Recorded information ::
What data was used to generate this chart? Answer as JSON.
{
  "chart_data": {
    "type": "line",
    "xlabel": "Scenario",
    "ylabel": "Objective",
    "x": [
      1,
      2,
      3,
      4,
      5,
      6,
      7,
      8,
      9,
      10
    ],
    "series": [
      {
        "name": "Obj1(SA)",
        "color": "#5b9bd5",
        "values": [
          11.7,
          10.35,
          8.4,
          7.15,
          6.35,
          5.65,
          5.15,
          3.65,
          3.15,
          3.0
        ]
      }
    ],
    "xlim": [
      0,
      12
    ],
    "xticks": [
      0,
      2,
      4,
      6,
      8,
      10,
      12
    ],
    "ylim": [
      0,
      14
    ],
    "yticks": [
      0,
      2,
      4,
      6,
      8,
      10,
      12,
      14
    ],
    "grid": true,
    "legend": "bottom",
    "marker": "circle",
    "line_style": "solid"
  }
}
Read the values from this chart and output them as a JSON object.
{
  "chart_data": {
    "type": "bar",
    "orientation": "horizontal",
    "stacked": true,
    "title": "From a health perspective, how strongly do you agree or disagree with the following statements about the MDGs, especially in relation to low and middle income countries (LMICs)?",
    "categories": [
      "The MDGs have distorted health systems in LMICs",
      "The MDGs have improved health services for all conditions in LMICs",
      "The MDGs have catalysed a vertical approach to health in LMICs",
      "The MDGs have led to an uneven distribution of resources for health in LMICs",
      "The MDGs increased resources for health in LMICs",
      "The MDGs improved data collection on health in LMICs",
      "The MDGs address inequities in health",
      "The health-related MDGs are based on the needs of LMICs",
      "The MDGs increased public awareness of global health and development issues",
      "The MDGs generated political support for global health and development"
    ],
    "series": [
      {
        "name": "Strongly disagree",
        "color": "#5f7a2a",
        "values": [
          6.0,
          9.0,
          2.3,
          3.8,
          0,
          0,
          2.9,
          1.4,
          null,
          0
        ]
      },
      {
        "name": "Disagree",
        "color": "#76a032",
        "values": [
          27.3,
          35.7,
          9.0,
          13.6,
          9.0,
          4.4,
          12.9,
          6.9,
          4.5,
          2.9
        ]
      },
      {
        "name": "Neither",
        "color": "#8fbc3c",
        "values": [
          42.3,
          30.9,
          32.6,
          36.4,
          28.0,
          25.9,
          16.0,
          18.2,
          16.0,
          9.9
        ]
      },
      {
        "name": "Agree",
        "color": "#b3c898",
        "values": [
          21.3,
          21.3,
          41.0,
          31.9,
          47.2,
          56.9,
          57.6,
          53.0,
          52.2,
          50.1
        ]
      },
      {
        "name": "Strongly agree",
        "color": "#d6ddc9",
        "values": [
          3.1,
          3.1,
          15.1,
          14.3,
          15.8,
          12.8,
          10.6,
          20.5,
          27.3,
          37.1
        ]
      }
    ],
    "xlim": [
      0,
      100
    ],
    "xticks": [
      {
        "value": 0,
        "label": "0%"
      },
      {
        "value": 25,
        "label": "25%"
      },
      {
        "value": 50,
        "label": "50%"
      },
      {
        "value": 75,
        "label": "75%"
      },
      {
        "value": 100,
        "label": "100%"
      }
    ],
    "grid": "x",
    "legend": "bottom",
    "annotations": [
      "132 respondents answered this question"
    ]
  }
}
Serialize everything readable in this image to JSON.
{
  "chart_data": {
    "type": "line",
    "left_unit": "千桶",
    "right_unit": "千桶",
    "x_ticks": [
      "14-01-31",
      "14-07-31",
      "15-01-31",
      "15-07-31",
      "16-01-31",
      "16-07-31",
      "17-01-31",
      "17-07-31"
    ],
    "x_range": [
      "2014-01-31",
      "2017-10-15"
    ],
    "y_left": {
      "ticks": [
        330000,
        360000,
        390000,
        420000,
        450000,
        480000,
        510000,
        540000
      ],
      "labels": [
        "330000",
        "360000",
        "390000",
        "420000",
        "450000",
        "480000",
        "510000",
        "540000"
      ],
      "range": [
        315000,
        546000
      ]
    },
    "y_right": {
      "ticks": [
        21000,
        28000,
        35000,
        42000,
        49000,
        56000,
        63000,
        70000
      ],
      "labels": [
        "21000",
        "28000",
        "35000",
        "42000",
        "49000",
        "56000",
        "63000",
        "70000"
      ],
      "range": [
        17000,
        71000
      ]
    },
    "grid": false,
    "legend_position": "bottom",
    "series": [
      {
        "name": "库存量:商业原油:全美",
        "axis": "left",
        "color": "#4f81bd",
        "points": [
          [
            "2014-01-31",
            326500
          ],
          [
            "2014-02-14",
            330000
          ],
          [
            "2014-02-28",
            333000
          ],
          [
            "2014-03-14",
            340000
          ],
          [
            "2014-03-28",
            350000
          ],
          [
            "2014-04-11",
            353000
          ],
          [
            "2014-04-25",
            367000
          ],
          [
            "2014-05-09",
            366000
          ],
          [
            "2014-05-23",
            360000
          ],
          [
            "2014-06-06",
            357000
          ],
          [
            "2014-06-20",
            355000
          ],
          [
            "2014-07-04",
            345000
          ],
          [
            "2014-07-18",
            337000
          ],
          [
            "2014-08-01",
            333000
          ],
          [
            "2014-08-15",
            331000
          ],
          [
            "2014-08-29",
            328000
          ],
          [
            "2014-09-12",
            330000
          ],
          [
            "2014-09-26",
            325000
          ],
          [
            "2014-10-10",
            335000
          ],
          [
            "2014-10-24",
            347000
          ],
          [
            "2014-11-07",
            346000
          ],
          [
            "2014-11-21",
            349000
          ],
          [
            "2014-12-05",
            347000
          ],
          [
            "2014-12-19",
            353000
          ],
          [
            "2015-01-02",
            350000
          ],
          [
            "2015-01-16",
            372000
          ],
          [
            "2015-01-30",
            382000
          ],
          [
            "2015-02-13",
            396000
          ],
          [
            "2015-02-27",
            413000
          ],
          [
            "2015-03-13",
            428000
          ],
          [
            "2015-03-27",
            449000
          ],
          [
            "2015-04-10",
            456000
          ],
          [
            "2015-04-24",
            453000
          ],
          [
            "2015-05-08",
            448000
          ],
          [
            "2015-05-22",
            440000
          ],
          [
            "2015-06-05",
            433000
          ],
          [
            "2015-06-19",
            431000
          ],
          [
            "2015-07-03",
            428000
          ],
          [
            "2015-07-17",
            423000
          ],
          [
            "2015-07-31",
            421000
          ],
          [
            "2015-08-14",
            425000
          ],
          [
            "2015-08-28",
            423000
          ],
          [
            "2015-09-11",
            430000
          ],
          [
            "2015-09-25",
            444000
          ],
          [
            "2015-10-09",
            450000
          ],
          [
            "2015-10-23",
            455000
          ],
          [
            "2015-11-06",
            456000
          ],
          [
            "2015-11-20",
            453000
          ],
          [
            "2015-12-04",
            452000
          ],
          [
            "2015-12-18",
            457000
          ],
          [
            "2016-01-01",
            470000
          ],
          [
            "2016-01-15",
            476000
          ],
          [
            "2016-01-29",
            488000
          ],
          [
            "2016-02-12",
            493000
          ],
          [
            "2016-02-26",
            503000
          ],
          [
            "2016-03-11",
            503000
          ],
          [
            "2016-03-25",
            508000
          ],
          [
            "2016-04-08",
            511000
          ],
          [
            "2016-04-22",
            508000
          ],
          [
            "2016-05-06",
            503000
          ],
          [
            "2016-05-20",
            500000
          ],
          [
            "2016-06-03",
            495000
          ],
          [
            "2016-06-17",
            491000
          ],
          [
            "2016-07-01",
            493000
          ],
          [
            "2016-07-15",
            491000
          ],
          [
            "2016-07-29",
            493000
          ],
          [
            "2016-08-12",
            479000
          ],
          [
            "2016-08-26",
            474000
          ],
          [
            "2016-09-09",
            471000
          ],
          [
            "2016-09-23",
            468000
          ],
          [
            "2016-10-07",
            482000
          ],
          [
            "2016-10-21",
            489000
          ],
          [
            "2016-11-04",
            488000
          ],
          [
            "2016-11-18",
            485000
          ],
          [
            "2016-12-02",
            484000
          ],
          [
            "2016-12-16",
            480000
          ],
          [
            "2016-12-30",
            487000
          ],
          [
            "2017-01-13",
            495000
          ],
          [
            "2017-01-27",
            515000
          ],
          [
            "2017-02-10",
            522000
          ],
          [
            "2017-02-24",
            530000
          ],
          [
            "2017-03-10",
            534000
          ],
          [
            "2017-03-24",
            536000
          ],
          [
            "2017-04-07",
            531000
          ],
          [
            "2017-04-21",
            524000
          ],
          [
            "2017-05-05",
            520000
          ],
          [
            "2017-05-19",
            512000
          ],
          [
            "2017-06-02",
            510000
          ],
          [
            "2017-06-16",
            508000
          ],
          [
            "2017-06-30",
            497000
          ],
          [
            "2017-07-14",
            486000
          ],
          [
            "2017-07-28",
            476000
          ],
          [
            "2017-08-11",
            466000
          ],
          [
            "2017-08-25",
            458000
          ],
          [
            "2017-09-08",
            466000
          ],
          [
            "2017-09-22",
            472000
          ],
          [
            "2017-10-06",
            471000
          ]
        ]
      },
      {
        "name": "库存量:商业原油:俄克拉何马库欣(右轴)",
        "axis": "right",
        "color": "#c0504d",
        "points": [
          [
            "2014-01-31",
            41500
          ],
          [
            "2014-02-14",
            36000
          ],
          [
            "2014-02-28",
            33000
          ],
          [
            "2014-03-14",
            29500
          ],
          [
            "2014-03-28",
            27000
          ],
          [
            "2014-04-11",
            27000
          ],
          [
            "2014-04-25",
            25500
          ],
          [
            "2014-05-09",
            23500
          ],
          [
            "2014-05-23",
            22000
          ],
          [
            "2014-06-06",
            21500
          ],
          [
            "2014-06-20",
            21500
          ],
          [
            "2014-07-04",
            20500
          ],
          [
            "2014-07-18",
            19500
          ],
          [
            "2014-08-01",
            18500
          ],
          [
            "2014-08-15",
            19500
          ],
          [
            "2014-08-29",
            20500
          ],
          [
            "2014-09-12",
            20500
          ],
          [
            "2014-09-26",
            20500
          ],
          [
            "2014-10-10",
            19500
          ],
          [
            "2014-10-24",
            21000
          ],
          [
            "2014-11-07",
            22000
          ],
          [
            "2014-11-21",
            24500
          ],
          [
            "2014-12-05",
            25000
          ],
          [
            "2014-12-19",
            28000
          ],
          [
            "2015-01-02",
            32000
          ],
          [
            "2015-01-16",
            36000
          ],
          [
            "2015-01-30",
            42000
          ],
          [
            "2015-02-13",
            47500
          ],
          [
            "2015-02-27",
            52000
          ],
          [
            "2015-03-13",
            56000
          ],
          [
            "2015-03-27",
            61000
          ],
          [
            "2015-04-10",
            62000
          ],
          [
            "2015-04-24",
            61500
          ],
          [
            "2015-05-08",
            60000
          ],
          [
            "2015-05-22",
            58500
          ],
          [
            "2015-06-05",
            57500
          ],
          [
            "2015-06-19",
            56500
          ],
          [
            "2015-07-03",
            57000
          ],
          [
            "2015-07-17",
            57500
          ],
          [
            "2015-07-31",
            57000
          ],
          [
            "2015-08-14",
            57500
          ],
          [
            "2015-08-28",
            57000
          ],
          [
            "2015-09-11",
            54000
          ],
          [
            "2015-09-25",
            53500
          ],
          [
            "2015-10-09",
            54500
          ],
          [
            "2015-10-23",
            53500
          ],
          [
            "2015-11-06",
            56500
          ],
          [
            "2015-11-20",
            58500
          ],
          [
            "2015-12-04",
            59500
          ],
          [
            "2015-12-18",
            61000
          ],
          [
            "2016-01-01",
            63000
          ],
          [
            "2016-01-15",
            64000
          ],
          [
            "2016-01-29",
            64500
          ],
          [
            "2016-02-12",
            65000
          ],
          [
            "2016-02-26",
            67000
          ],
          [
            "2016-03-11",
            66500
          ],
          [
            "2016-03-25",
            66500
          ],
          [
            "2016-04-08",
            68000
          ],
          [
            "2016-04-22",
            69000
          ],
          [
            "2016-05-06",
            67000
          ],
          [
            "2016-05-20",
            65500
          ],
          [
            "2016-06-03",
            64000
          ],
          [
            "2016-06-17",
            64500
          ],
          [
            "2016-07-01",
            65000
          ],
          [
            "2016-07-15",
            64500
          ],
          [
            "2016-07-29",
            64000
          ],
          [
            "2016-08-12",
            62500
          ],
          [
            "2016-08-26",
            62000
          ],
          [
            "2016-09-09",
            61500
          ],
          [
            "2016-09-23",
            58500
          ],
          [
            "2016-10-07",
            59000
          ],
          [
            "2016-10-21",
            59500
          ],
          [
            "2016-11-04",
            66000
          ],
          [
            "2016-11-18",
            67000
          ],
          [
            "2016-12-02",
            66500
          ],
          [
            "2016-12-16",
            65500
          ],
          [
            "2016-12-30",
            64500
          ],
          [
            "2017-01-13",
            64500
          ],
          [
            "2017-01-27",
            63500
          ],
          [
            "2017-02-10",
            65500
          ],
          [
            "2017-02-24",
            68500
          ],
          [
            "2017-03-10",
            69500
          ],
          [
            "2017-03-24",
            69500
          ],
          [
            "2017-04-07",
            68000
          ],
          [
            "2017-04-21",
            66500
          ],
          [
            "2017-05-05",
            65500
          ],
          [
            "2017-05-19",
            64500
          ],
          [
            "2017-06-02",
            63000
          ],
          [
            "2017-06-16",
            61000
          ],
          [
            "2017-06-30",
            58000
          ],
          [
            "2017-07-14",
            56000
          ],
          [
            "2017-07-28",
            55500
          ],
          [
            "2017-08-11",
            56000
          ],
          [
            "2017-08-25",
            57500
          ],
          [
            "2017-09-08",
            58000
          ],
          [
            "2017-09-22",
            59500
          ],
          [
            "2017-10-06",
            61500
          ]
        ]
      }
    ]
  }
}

What to work on :: List each line of the records that holds the string "LMICs".

Answer to the problem ::
    "title": "From a health perspective, how strongly do you agree or disagree with the following statements about the MDGs, especially in relation to low and middle income countries (LMICs)?",
      "The MDGs have distorted health systems in LMICs",
      "The MDGs have improved health services for all conditions in LMICs",
      "The MDGs have catalysed a vertical approach to health in LMICs",
      "The MDGs have led to an uneven distribution of resources for health in LMICs",
      "The MDGs increased resources for health in LMICs",
      "The MDGs improved data collection on health in LMICs",
      "The health-related MDGs are based on the needs of LMICs",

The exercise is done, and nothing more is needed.